* **PÁGINA**
━━━━━━━━━━━━━━━━
Al-Bukai participó en las protestas pacíficas contra al-Áshad que florecieron con la Primavera Árabe. Por ello fue detenido dos veces y pasó, primero, un mes en la cárcel, a lo que sumaría otros 11 meses preso después. Allí fue torturado y presenció situaciones inhumanas, además de verse forzado incluso a «transportar con mis propias manos los cuerpos de gente que había muerto en los centros de internamiento», relata.

Tras lograr la libertad, gracias al empeño persistente de su mujer, Abir Jassoumeh, pasaron al Líbano y allí comenzó a dibujar. Al principio «solo con un bolígrafo» y sin la intención de «exponer nada, solo como una manera de dar testimonio de lo ocurrido allí dentro». Poco a poco, su «expresionismo», a medio camino entre las pinturas negras de Goya y las pinturas del esloveno Zoran Music, fue llamando la atención del mundo del arte –y no solo del arte– y logró llegar a Francia, donde ahora reside, pero por mucho que los kilómetros le alejen del horror, hay cosas que se quedan contigo.

Culpabilidad

«De alguna manera me siento culpable porque yo he vivido todo aquello y he sido capaz de irme de un lugar donde ha habido tanta muerte». Lo dice alguien que, cuando repasa algunos de sus dibujos en los que aparecen cuerpos colgados, inertes, o gente transportando cadáveres, se refiere a ellos por sus nombres, porque les ha conocido.

Es por ello que para el artista, es imperativo mantener vivo el recuerdo: «No quiero olvidar porque eso supone que el dictador ha ganado. Si paro de dibujar y crear estas piezas, no seré capaz de sobrevivir». El humor, de nuevo, hace acto de presencia: «Para mí, lo que hago es como si fuera flamenco. Son mis obras más españolas las que estoy haciendo aquí y son, de alguna manera, como la reencarnación de los muertos en el proceso de grabado en la plancha porque es material, tiene superficie». Para él, de hecho, «tiene algo de divino, religioso».

Solo hay un momento en toda la entrevista que su semblante se torna serio: «El proyecto no está terminado y aunque creo que llegará un momento en el que estéticamente me libere de todo esto, la narración persiste. Puede que algún artista que no ha pasado por la tortura sea capaz de canalizar y expresarse de otra manera, pero yo no. Es un acto de resiliencia». Y al marcharnos, vuelta al trabajo en Son Boter, donde «he encontrado todo lo que necesito de una manera perfecta. Estoy aprendiendo técnicas nuevas y Mallorca tiene una luz muy diferente a la que hay en Francia». Y solo alguien que ha visto la oscuridad tan de cerca es capaz de apreciar de esta manera la luz.
━━━━━━━━━━━━━━━━
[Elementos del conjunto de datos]

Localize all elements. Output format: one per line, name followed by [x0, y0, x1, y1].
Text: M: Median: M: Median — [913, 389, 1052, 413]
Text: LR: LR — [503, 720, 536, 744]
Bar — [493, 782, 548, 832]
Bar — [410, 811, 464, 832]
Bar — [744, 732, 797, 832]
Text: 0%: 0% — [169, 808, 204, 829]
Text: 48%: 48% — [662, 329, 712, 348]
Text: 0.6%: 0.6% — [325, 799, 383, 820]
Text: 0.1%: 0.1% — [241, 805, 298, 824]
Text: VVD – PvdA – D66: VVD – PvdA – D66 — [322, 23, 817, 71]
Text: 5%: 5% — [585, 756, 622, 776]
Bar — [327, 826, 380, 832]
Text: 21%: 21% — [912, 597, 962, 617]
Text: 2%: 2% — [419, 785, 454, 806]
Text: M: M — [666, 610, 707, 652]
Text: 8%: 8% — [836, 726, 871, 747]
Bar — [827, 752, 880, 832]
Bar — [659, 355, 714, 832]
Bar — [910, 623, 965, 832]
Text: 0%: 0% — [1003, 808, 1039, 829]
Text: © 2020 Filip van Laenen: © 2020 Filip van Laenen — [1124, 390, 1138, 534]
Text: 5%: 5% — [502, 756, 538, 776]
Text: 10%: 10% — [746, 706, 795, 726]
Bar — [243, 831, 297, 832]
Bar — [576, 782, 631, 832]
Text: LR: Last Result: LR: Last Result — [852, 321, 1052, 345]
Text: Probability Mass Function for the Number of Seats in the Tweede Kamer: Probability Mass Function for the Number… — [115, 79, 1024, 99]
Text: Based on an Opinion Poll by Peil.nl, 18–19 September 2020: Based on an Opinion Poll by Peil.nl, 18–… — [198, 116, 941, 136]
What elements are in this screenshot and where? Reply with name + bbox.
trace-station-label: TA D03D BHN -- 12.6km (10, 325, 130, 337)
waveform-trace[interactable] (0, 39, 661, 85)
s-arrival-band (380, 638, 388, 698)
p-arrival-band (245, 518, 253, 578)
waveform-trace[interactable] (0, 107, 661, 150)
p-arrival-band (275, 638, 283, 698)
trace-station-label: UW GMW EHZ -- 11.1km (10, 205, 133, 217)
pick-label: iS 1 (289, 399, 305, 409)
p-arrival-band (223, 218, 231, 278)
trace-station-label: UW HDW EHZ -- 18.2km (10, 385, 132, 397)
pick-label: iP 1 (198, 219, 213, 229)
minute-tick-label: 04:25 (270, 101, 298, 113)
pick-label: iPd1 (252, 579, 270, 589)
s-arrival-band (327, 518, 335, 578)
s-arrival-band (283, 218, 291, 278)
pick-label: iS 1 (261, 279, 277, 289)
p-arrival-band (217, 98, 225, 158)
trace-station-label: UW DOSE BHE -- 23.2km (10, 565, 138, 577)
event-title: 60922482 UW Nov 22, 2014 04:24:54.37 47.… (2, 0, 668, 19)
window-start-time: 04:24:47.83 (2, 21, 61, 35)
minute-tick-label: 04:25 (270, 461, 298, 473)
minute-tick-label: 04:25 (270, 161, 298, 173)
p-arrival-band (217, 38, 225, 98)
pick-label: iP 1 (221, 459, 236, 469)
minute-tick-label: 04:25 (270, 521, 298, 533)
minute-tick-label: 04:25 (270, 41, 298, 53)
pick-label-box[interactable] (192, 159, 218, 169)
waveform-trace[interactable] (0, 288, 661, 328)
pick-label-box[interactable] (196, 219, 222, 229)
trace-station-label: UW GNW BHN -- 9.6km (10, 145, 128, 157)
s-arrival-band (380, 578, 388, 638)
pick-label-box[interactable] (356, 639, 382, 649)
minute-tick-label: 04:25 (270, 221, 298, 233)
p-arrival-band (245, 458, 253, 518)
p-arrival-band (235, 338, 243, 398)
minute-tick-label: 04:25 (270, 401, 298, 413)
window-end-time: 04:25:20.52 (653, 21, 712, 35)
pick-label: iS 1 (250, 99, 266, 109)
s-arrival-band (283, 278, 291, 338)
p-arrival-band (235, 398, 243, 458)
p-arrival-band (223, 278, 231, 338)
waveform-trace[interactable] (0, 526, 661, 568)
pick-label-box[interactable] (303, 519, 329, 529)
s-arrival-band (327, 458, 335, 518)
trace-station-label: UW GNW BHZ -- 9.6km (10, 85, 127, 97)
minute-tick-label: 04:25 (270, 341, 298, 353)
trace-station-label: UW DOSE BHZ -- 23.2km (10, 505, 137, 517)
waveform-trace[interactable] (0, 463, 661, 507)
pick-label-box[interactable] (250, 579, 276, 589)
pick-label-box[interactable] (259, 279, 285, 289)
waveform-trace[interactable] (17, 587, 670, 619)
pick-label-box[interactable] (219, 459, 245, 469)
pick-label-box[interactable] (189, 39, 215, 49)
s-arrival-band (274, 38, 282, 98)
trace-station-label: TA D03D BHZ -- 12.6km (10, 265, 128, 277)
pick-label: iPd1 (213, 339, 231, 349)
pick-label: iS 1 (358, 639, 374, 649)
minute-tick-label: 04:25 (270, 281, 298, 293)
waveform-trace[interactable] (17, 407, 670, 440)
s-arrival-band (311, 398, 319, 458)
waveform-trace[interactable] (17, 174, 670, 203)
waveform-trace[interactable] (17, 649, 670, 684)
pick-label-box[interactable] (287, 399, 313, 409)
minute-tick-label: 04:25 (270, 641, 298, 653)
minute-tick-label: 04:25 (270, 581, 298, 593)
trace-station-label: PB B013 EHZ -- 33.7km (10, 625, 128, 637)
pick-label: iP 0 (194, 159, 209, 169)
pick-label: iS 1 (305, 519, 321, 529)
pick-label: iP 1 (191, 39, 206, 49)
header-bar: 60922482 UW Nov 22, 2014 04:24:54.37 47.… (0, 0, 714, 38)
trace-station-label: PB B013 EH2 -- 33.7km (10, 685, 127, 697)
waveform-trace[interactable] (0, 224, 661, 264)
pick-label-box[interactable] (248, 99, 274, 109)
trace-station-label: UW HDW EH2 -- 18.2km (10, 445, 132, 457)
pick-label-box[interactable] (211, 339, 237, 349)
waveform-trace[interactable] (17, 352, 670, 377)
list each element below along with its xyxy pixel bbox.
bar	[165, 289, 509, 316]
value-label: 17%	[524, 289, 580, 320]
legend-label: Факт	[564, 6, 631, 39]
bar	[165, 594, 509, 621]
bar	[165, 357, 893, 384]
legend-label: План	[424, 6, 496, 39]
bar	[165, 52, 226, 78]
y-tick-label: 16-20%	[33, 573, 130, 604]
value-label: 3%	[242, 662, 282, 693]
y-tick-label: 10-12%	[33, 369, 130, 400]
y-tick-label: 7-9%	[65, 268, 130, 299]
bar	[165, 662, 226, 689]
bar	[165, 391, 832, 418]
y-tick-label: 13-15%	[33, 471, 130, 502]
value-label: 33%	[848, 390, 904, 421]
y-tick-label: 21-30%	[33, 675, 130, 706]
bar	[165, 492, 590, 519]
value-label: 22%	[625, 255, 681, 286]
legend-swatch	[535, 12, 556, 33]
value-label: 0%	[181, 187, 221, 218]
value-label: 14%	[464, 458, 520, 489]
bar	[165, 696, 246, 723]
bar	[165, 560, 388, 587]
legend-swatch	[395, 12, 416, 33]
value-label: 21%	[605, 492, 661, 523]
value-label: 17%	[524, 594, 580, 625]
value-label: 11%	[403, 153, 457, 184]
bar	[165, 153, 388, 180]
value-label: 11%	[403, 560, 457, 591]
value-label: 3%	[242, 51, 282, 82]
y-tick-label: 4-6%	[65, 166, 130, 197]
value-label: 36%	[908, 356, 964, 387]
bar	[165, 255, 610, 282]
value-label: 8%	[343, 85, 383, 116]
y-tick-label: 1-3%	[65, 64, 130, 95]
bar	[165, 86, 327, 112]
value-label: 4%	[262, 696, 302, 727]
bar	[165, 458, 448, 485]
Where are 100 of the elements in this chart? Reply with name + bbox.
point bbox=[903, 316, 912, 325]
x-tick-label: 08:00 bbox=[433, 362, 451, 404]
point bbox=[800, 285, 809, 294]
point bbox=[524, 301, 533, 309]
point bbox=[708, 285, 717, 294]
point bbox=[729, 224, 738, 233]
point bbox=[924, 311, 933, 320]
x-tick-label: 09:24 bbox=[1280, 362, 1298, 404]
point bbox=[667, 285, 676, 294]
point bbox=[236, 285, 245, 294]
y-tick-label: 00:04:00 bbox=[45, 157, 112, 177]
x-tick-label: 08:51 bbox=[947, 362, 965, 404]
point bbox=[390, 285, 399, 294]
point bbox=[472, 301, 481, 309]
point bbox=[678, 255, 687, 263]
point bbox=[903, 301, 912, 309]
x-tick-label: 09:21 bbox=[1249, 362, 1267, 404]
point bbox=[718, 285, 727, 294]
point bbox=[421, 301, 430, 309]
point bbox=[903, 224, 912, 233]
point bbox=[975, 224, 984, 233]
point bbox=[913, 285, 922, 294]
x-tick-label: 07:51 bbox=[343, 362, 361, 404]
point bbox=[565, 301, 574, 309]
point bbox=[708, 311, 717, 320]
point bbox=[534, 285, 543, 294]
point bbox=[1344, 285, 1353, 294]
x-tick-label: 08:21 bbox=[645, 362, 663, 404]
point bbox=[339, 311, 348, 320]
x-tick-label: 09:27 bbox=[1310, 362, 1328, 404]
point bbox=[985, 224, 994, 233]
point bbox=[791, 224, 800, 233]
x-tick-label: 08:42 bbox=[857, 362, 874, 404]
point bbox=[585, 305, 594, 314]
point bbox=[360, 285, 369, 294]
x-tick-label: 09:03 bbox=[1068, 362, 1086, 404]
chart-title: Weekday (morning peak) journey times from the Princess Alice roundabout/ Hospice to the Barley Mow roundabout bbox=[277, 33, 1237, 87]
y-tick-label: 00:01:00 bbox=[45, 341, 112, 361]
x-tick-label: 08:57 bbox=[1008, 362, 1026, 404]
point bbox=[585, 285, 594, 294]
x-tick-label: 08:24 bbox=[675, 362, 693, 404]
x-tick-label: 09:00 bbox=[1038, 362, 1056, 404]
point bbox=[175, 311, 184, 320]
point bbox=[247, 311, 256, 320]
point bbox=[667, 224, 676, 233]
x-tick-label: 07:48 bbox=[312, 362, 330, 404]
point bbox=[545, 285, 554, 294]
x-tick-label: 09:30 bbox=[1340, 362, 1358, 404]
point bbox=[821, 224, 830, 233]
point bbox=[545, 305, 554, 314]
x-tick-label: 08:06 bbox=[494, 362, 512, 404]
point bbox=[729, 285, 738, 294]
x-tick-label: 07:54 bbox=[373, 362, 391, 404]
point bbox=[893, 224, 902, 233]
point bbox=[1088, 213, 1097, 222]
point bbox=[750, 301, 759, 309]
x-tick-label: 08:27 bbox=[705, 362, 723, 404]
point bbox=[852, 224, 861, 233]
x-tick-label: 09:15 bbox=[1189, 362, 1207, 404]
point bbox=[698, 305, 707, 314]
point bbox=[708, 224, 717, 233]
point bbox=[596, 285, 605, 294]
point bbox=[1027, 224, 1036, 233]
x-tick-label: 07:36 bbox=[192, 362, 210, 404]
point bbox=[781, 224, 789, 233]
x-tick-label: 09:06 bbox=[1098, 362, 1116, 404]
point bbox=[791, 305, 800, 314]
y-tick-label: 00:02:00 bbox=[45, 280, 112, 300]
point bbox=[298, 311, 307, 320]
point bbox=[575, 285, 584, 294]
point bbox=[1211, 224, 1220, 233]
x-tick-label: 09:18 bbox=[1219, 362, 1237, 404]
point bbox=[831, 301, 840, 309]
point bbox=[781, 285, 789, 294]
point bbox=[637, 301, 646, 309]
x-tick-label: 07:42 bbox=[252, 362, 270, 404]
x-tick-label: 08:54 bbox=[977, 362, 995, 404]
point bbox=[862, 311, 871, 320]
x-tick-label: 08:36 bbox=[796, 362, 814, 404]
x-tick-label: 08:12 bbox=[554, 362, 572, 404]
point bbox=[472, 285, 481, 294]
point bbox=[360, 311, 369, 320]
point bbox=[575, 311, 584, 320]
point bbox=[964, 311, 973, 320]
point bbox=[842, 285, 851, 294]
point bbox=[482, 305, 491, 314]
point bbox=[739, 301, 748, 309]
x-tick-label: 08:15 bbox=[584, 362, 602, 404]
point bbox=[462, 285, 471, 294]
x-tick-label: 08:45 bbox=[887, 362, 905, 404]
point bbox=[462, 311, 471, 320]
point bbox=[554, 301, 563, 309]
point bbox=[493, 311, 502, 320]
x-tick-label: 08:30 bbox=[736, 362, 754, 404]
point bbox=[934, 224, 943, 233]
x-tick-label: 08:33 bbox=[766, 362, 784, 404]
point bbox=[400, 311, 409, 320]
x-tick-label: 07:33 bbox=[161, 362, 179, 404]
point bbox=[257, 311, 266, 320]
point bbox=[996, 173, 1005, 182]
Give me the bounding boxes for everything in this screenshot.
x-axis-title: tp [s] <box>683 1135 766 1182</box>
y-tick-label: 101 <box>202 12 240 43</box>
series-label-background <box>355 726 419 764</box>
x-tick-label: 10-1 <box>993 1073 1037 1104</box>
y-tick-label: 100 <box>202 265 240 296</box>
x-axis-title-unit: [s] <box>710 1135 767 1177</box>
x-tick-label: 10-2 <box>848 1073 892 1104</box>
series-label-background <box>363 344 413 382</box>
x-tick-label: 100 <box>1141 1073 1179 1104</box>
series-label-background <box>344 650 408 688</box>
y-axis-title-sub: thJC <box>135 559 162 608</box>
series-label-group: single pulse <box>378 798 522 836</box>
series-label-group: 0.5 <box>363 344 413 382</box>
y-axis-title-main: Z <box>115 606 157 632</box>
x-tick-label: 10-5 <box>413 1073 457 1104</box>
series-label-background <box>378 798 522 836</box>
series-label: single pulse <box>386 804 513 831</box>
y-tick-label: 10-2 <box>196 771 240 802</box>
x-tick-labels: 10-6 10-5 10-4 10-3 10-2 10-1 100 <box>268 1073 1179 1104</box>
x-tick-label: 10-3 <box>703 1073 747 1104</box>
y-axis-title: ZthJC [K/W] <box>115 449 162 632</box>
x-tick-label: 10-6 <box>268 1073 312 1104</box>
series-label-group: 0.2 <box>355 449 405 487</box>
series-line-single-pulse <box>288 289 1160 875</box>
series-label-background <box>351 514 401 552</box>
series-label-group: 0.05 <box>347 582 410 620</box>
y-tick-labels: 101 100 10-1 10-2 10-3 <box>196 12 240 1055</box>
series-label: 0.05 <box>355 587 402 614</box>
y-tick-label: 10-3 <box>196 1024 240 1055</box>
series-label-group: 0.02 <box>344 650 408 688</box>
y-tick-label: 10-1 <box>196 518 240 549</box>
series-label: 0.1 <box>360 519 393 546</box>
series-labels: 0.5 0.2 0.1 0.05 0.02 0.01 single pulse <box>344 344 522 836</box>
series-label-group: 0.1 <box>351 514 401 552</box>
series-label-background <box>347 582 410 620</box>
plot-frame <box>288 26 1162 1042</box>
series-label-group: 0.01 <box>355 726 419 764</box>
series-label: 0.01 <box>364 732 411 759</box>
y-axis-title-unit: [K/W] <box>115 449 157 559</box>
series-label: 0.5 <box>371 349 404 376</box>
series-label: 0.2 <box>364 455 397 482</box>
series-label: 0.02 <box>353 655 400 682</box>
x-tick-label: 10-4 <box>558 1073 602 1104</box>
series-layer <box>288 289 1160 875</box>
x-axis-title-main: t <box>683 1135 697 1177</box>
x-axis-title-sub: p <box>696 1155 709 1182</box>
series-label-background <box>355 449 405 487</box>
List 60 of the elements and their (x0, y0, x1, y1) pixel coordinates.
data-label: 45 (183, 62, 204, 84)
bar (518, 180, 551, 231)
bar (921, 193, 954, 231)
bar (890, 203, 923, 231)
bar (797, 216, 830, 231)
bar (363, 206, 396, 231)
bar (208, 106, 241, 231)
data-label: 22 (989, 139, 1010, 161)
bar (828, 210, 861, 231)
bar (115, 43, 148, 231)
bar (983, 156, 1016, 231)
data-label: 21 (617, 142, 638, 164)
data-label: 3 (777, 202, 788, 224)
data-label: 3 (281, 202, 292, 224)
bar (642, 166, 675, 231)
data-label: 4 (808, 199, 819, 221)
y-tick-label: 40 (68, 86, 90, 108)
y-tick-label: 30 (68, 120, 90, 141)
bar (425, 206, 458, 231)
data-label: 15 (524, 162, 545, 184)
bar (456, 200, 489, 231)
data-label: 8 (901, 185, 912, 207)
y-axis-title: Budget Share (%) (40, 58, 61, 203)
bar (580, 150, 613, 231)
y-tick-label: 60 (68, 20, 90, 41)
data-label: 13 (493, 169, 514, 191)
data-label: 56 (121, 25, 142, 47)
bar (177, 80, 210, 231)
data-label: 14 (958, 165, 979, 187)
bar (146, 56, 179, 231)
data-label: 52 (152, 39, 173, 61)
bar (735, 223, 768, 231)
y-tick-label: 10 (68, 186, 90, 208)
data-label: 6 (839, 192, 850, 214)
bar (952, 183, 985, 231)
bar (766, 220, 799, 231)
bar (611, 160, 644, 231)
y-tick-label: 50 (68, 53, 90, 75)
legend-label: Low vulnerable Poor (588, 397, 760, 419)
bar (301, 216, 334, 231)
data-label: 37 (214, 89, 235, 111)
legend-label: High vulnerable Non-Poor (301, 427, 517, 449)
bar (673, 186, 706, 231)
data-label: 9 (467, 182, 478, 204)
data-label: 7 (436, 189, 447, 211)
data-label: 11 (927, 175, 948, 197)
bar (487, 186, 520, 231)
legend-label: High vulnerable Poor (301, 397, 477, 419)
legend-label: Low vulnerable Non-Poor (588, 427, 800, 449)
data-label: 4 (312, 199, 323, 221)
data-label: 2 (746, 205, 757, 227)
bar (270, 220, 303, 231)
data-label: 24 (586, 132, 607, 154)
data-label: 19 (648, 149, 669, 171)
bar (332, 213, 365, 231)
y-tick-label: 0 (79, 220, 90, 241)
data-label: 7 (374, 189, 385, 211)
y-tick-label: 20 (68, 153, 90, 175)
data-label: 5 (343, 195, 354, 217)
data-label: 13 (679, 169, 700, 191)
━━━━━━━━━━━━━━━━
* **COMPLETA LO SIGUIENTE**
**a)** En el texto sobre Al-Bukai, ¿qué isla tiene, según él, una luz muy diferente a la de Francia?
**b)** Selecciona cada línea de los registros en la que aparezca la palabra "window".
El texto y los registros son materiales independientes entre sí.

* **SOLUCIONES POR TAREA**
**a)** Mallorca.

**b)**
window-start-time: 04:24:47.83 (2, 21, 61, 35)
window-end-time: 04:25:20.52 (653, 21, 712, 35)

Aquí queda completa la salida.